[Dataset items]
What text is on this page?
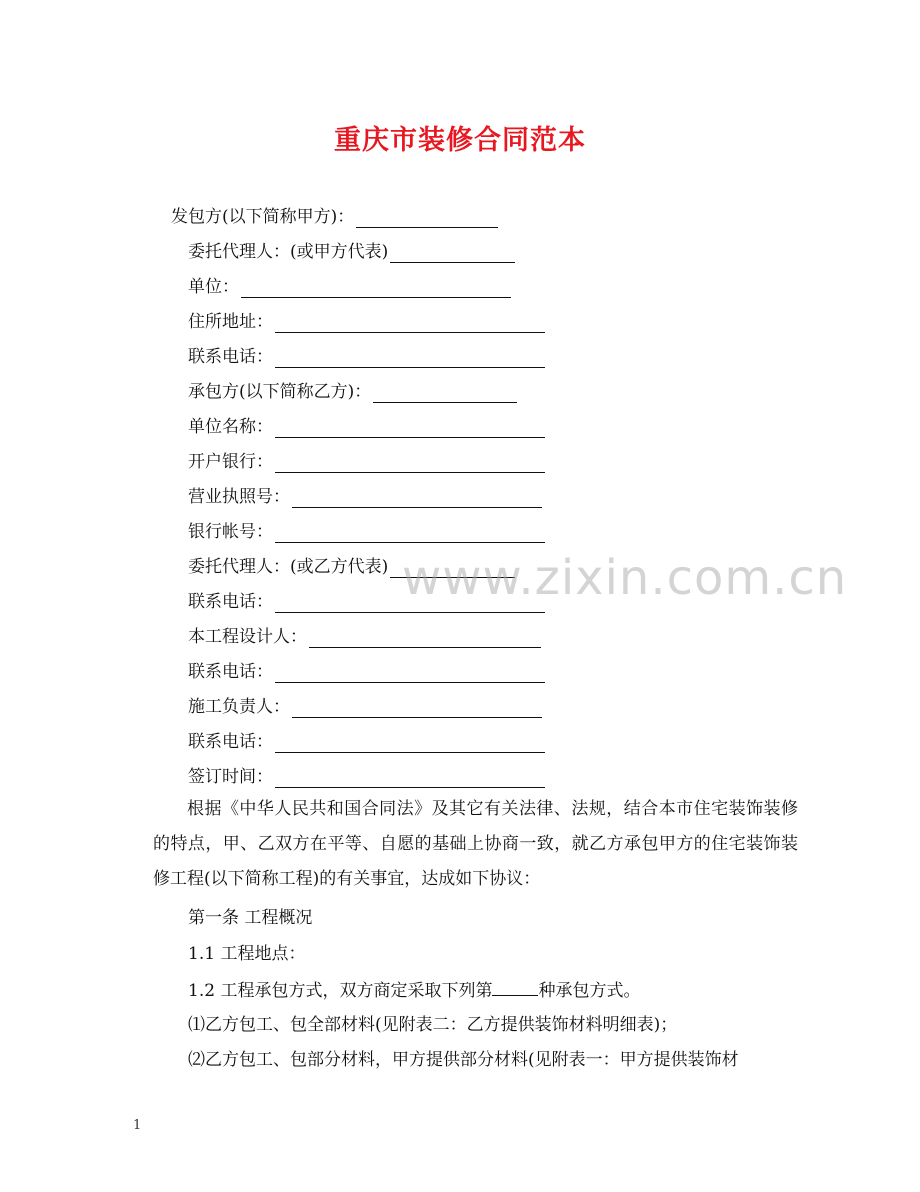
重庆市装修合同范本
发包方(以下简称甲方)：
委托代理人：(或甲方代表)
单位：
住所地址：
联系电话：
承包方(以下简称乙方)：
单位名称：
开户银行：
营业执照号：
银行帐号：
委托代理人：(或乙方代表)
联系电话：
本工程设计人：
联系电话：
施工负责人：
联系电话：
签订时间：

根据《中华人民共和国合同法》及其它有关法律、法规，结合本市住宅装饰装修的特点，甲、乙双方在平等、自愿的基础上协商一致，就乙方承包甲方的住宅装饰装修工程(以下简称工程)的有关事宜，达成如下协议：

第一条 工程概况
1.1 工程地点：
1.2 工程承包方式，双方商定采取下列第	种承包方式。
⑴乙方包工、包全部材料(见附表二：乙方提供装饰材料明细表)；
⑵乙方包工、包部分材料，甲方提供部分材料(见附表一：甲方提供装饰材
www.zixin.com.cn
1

[What this task involves]
Reproduce every line exactly and omit all pictures.

[Answer to the exercise]
What text is on this page?
重庆市装修合同范本
发包方(以下简称甲方)：
委托代理人：(或甲方代表)
单位：
住所地址：
联系电话：
承包方(以下简称乙方)：
单位名称：
开户银行：
营业执照号：
银行帐号：
委托代理人：(或乙方代表)
联系电话：
本工程设计人：
联系电话：
施工负责人：
联系电话：
签订时间：

根据《中华人民共和国合同法》及其它有关法律、法规，结合本市住宅装饰装修的特点，甲、乙双方在平等、自愿的基础上协商一致，就乙方承包甲方的住宅装饰装修工程(以下简称工程)的有关事宜，达成如下协议：

第一条 工程概况
1.1 工程地点：
1.2 工程承包方式，双方商定采取下列第	种承包方式。
⑴乙方包工、包全部材料(见附表二：乙方提供装饰材料明细表)；
⑵乙方包工、包部分材料，甲方提供部分材料(见附表一：甲方提供装饰材
www.zixin.com.cn
1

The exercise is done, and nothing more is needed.